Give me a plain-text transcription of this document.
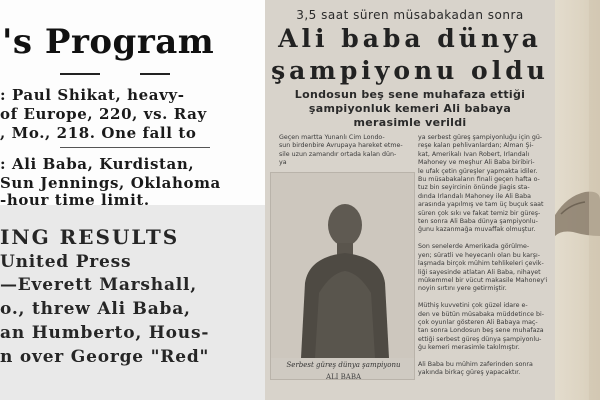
's Program
: Paul Shikat, heavy-
of Europe, 220, vs. Ray
, Mo., 218. One fall to
: Ali Baba, Kurdistan,
Sun Jennings, Oklahoma
-hour time limit.
ING RESULTS
United Press
—Everett Marshall,
o., threw Ali Baba,
an Humberto, Hous-
n over George "Red"
3,5 saat süren müsabakadan sonra
Ali baba dünya
şampiyonu oldu
Londosun beş sene muhafaza ettiği
şampiyonluk kemeri Ali babaya
merasimle verildi

Geçen martta Yunanlı Cim Londo-

sun birdenbire Avrupaya hareket etme-

sile uzun zamandır ortada kalan dün-

ya

Serbest güreş dünya şampiyonu
ALI BABA

ya serbest güreş şampiyonluğu için gü-

reşe kalan pehlivanlardan; Alman Şi-

kat, Amerikalı İvan Robert, İrlandalı

Mahoney ve meşhur Ali Baba biribiri-

le ufak çetin güreşler yapmakta idiler.

Bu müsabakaların finali geçen hafta o-

tuz bin seyircinin önünde Jiagis sta-

dında İrlandalı Mahoney ile Ali Baba

arasında yapılmış ve tam üç buçuk saat

süren çok sıkı ve fakat temiz bir güreş-

ten sonra Ali Baba dünya şampiyonlu-

ğunu kazanmağa muvaffak olmuştur.

Son senelerde Amerikada görülme-

yen; süratli ve heyecanlı olan bu karşı-

laşmada birçok mühim tehlikeleri çevik-

liği sayesinde atlatan Ali Baba, nihayet

mükemmel bir vücut makasile Mahoney'i

noyin sırtını yere getirmiştir.

Müthiş kuvvetini çok güzel idare e-

den ve bütün müsabaka müddetince bi-

çok oyunlar gösteren Ali Babaya maç-

tan sonra Londosun beş sene muhafaza

ettiği serbest güreş dünya şampiyonlu-

ğu kemeri merasimle takılmıştır.

Ali Baba bu mühim zaferinden sonra

yakında birkaç güreş yapacaktır.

--- PROMPT ---
Using the data above, copy each line that contains "muhafaza".

--- RESULT FOR THIS TASK ---
Londosun beş sene muhafaza ettiği
tan sonra Londosun beş sene muhafaza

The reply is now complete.